● Short problem:
Extract, from the listing that follows, each line containing the word "Effects".

● Data to use:
:::::

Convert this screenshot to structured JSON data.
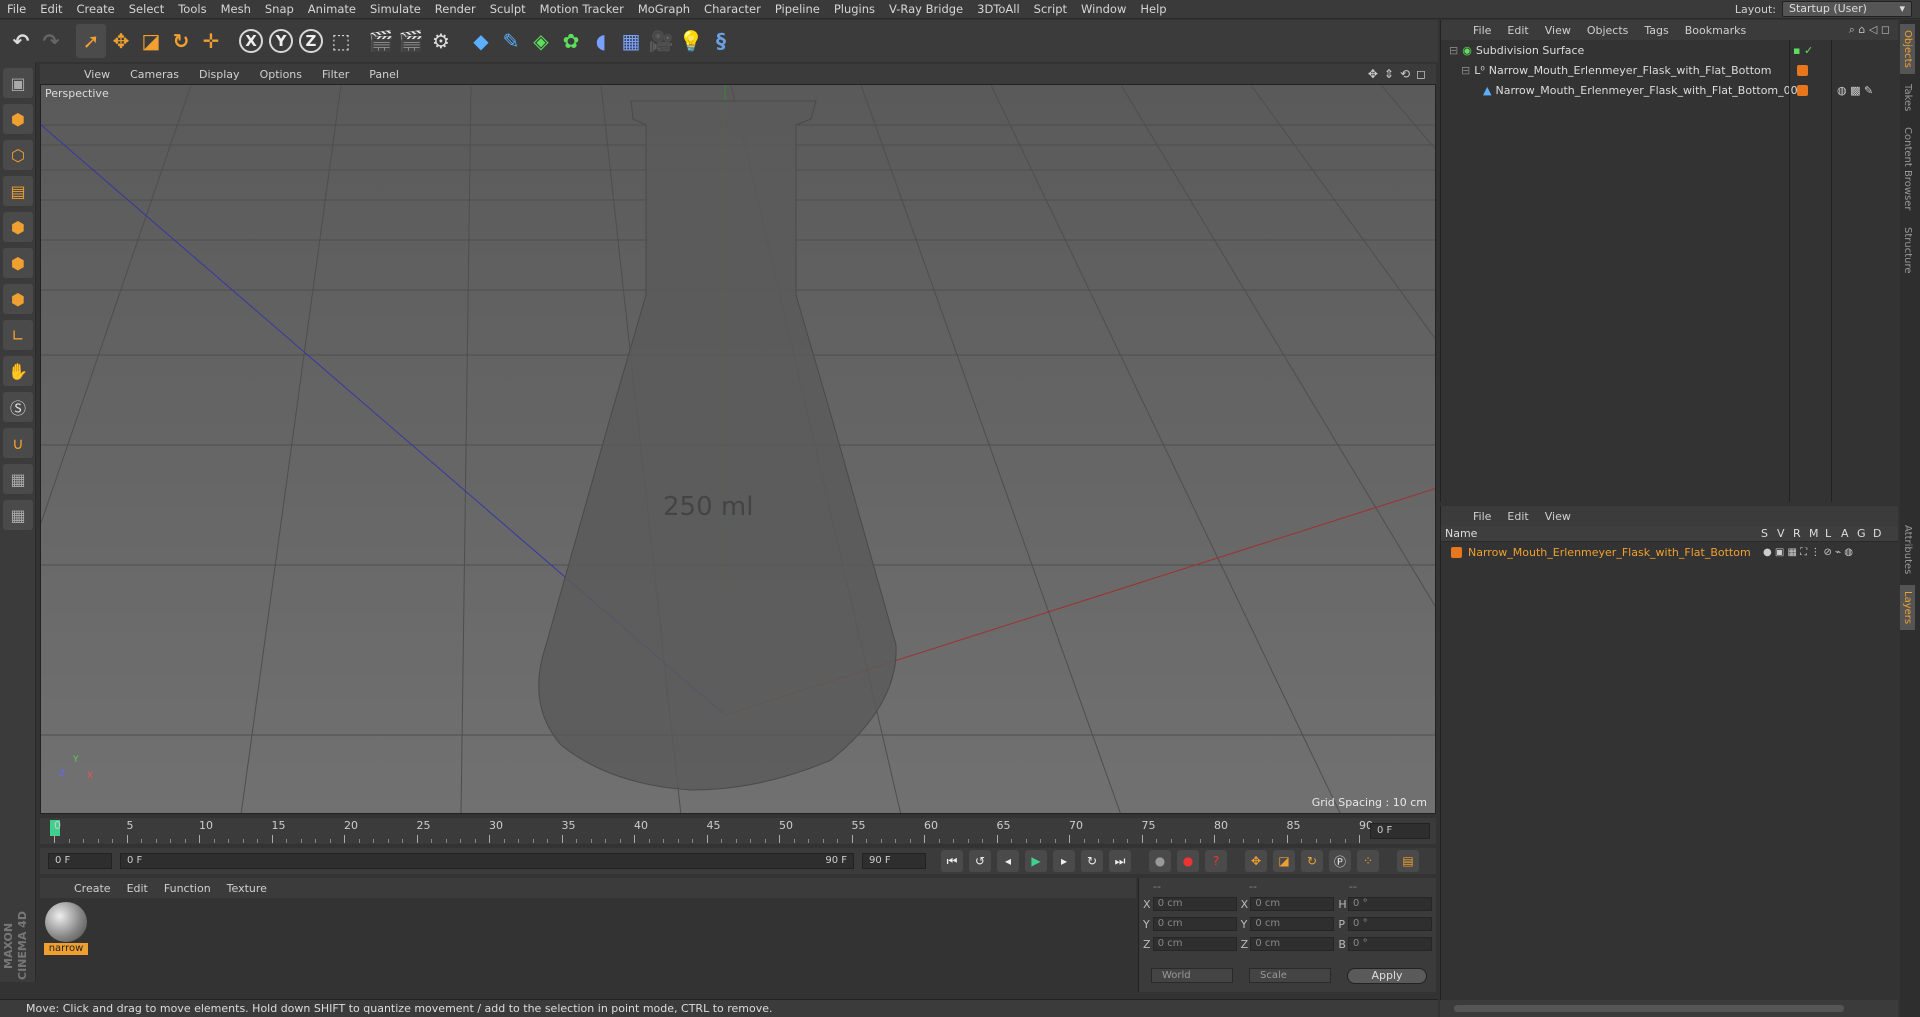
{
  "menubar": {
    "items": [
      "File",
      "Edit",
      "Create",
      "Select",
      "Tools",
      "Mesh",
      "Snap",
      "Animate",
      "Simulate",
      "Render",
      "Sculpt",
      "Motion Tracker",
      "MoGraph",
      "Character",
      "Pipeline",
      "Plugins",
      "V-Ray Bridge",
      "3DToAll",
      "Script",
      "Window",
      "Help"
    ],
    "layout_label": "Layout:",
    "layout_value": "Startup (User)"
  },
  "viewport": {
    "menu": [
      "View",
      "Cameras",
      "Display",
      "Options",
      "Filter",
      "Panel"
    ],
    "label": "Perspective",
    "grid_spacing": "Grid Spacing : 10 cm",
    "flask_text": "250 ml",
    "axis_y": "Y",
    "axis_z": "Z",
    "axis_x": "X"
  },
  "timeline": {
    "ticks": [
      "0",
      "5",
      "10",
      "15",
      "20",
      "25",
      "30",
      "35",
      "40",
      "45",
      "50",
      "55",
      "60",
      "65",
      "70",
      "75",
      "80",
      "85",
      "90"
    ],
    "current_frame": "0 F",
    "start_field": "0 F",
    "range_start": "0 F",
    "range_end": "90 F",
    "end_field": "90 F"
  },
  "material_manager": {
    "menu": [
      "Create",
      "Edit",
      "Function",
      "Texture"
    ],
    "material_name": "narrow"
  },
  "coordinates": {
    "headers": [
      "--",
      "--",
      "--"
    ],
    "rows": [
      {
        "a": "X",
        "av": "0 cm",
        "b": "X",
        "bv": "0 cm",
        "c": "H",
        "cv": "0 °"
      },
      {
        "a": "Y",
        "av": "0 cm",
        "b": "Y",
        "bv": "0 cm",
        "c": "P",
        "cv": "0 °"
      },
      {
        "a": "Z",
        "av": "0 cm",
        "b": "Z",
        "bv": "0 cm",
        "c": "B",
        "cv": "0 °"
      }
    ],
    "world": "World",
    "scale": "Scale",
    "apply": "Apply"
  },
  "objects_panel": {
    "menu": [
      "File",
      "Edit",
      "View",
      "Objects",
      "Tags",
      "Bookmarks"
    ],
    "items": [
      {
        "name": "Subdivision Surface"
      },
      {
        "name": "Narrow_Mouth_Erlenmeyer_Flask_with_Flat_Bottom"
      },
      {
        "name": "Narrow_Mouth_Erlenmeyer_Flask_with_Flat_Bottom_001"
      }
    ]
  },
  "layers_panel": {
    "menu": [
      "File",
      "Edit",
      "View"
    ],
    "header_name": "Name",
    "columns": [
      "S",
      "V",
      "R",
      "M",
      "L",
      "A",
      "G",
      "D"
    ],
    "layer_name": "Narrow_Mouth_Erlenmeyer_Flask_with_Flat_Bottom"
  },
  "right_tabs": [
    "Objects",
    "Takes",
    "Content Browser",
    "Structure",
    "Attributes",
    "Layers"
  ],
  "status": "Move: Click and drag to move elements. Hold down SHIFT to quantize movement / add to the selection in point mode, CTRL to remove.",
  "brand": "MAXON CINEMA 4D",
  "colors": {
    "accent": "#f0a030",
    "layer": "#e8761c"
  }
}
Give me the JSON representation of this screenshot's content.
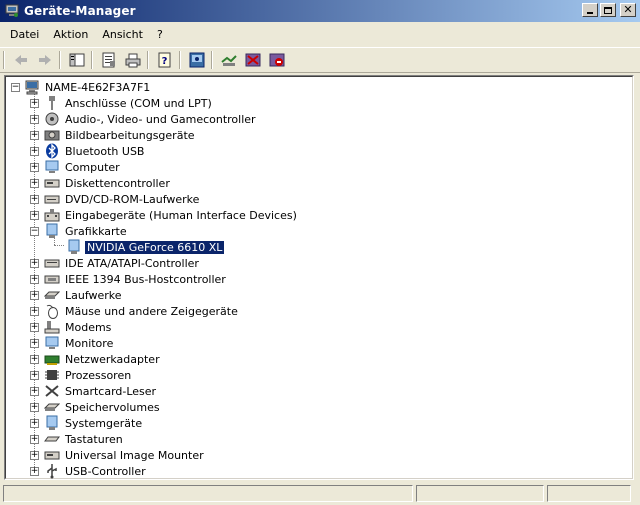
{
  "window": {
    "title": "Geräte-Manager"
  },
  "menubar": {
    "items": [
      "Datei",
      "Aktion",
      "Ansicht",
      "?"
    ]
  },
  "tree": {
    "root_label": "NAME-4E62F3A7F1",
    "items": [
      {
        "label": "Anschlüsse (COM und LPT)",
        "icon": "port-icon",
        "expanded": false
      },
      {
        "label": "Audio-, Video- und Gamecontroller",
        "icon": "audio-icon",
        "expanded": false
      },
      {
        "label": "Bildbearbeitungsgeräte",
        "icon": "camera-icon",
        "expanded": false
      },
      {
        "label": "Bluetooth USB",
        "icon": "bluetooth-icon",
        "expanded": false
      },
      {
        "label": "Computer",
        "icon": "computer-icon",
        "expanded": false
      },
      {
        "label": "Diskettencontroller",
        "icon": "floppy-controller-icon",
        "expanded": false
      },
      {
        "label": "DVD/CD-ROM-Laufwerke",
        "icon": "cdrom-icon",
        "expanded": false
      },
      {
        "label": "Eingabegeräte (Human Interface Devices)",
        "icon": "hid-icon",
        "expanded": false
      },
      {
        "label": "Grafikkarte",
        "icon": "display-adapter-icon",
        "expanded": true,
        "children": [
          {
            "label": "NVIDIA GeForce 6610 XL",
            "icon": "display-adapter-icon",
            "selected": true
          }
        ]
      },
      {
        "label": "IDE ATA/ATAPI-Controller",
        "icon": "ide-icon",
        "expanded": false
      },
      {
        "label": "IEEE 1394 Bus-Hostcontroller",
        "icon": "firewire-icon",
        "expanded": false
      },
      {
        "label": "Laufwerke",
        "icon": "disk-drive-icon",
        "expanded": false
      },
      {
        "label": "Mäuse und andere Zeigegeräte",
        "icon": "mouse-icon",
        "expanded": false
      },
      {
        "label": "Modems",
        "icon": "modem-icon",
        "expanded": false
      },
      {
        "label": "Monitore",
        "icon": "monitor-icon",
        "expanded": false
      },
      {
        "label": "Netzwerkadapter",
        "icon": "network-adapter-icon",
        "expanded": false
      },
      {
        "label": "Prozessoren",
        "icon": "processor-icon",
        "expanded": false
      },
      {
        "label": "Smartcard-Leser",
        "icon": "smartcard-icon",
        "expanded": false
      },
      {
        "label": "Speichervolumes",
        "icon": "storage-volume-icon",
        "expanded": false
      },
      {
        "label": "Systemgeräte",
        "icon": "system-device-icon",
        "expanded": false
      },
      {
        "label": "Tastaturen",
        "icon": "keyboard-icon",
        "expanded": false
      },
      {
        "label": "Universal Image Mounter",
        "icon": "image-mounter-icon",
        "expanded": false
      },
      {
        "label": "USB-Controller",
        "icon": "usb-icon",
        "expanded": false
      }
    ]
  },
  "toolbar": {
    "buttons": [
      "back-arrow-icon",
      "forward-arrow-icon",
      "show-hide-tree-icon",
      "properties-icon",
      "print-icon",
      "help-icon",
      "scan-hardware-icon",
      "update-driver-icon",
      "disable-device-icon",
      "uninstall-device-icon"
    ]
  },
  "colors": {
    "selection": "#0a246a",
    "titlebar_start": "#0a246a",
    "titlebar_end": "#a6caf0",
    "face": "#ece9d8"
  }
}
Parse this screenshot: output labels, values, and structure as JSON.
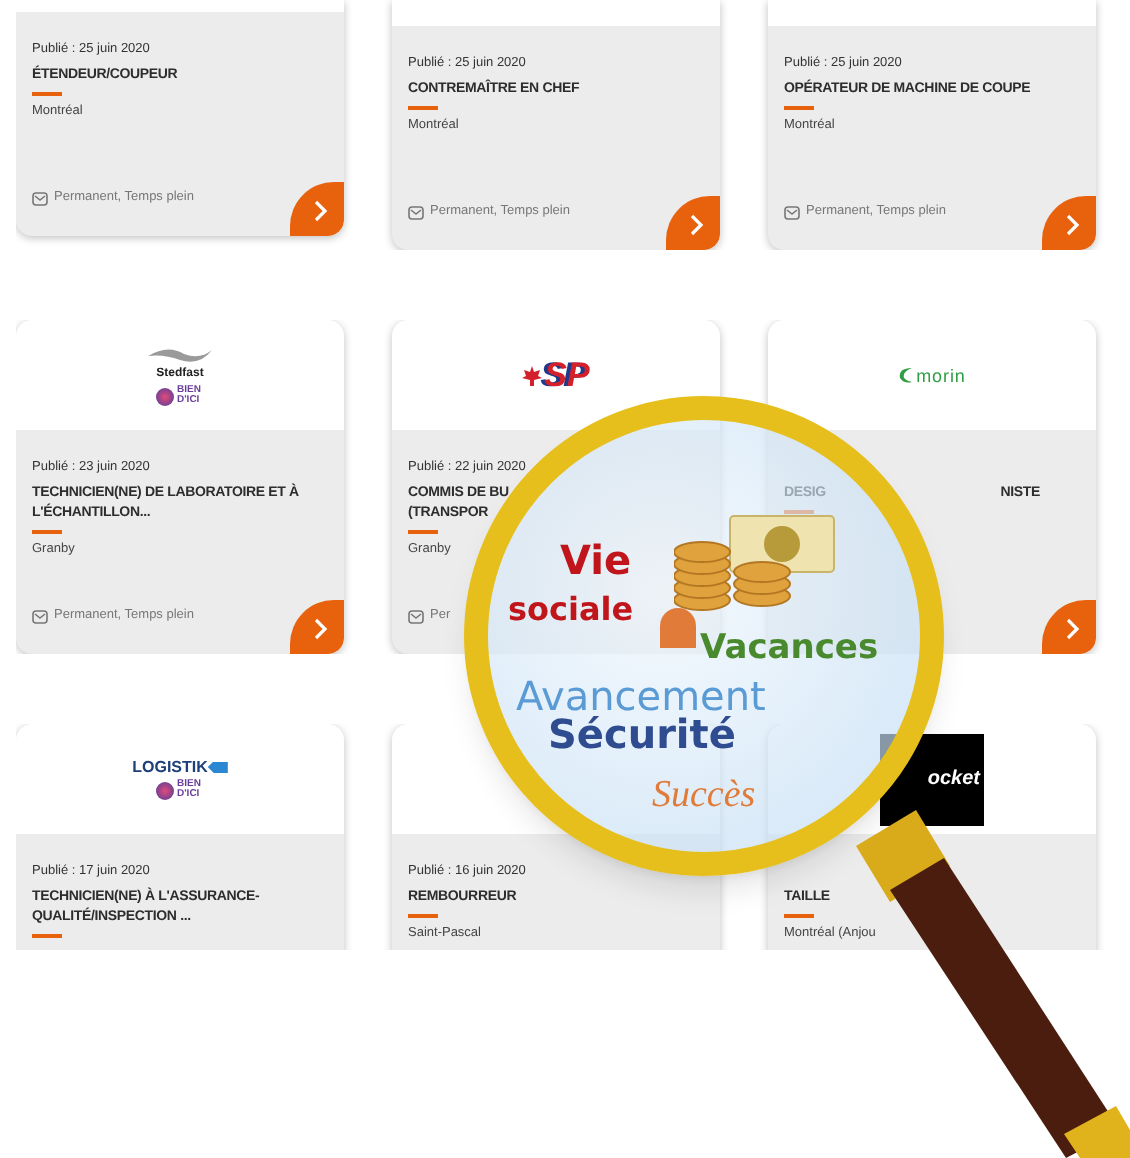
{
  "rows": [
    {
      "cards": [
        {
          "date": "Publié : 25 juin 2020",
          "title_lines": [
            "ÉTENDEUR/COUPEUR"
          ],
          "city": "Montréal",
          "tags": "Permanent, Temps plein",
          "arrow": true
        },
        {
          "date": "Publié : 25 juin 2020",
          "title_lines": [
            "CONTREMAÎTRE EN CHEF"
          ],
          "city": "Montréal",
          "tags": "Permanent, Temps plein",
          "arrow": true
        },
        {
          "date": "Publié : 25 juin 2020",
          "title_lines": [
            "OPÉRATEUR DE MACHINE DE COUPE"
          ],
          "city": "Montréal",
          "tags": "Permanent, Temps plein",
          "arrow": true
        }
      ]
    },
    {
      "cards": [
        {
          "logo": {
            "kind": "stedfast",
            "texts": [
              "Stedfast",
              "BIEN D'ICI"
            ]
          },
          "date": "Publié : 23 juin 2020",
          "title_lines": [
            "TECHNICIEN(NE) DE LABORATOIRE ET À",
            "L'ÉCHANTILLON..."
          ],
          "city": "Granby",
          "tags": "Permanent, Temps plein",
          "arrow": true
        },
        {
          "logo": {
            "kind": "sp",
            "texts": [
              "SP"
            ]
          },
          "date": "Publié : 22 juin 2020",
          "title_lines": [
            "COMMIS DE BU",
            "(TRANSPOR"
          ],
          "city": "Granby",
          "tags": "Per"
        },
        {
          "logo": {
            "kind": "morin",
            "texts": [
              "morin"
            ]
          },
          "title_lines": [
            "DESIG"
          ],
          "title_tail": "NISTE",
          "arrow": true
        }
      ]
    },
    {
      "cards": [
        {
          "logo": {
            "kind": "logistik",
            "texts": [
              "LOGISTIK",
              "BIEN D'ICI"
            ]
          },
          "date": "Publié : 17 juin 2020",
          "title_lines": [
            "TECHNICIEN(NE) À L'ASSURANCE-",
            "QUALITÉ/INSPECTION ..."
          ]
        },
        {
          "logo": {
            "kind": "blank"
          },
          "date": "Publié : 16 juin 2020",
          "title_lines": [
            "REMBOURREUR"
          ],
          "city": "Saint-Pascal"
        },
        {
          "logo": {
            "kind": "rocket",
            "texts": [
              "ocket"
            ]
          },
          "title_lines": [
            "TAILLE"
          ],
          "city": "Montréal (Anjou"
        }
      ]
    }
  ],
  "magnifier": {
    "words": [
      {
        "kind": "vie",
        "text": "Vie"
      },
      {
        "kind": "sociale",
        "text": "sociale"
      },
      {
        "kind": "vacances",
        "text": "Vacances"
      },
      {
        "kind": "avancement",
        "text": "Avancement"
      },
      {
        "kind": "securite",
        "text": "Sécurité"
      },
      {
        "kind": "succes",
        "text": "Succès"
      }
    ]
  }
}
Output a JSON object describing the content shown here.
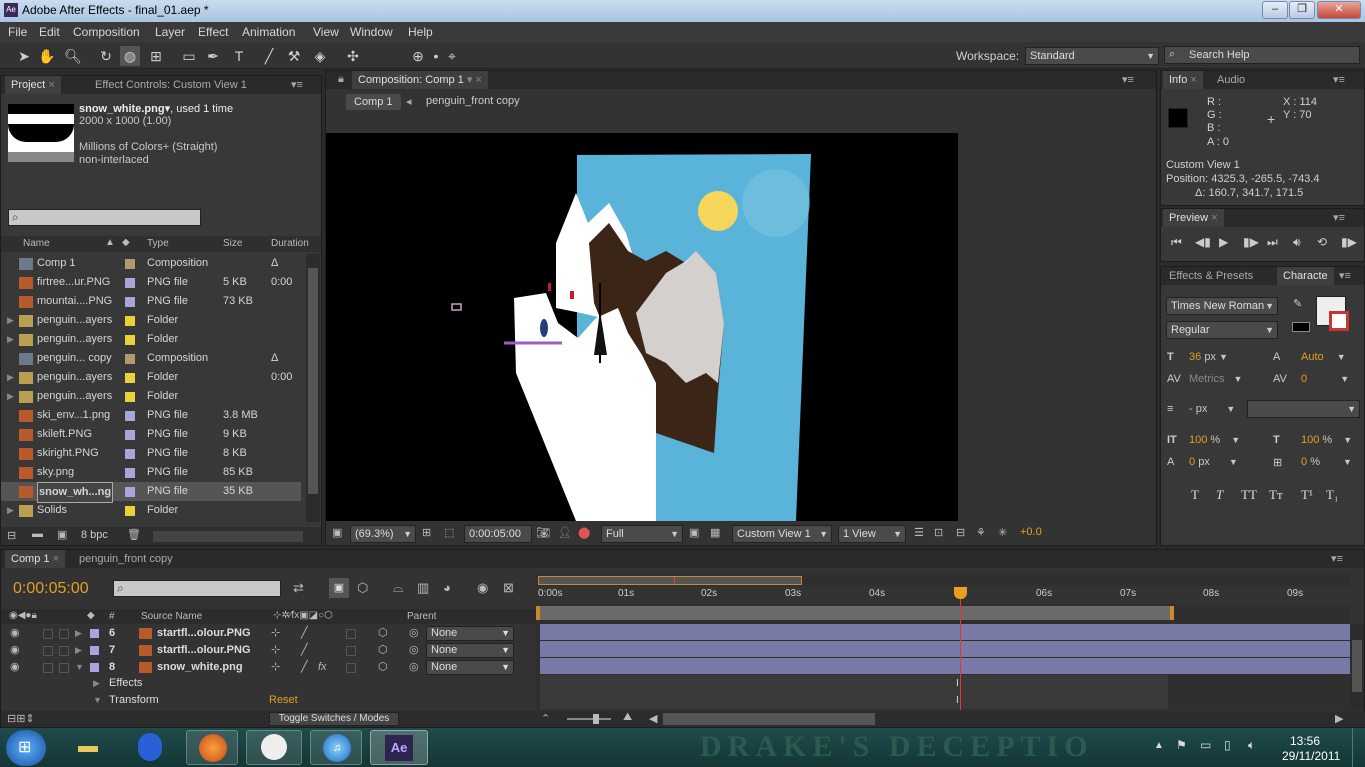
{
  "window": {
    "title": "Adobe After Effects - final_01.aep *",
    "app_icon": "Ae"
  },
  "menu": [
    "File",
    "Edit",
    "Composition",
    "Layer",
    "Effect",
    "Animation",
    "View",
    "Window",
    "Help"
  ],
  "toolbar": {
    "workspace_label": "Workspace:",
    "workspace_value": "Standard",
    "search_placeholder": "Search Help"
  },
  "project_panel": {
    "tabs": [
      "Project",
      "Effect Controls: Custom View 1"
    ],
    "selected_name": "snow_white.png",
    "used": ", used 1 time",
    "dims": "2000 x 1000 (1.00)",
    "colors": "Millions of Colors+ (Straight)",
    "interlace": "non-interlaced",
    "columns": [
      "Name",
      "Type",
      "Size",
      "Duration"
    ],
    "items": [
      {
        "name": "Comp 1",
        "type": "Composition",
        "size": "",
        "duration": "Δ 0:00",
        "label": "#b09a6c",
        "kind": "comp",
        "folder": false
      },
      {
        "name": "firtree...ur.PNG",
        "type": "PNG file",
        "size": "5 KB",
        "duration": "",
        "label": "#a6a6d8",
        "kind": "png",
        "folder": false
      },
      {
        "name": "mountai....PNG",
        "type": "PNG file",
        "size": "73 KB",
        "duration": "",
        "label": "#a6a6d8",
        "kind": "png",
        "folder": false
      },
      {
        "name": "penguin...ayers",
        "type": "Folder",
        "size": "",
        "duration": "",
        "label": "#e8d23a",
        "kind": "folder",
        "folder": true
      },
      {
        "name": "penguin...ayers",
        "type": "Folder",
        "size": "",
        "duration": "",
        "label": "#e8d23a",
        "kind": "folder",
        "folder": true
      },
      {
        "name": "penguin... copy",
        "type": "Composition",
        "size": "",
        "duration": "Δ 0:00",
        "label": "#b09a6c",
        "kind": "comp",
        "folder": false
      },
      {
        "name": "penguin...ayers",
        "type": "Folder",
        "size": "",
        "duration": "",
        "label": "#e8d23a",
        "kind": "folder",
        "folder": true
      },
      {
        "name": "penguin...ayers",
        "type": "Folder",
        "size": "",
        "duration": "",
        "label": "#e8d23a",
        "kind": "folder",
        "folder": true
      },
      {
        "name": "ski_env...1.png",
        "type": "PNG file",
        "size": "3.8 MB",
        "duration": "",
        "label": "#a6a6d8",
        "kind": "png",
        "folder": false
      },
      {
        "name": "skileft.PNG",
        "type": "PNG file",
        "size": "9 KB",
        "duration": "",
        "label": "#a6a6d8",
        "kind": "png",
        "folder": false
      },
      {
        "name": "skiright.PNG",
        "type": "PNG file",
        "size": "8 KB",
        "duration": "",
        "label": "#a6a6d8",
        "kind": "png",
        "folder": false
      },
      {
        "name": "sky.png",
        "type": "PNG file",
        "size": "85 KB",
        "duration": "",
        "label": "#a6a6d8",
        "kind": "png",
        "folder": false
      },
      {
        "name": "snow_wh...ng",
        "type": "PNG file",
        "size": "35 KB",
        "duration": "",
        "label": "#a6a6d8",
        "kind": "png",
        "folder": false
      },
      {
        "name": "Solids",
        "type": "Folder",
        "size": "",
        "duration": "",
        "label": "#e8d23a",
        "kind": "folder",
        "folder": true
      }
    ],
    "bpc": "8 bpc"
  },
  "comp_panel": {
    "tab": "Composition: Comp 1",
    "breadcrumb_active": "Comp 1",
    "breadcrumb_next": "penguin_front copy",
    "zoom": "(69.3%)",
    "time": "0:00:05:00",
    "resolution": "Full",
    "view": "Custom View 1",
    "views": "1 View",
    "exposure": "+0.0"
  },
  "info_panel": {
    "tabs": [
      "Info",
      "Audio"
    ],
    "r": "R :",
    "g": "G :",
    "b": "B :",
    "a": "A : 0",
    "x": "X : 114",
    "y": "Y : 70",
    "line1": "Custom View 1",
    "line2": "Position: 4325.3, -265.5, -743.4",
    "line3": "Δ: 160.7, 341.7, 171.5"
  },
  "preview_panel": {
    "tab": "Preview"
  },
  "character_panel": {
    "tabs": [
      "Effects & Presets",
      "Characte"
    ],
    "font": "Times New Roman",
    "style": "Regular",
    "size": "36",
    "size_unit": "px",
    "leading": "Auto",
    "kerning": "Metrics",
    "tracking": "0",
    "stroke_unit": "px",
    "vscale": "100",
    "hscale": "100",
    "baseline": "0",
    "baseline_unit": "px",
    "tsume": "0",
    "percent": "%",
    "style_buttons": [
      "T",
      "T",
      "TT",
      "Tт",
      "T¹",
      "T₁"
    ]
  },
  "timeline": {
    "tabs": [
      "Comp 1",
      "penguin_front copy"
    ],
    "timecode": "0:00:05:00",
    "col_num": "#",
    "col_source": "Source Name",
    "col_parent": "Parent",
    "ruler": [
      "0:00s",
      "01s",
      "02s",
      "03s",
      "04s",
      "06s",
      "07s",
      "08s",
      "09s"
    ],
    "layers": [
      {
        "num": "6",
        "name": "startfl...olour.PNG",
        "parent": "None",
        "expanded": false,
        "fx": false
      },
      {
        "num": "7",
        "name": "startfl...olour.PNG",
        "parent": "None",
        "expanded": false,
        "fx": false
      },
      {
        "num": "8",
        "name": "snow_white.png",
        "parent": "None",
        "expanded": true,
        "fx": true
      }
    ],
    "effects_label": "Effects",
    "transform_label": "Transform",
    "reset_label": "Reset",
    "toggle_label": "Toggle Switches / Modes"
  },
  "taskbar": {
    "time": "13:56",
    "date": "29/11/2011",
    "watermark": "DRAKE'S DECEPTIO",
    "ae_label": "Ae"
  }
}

:::::

● Finished answer:
    "title": "Adobe After Effects - final_01.aep *",
      "Effects & Presets",
    "effects_label": "Effects",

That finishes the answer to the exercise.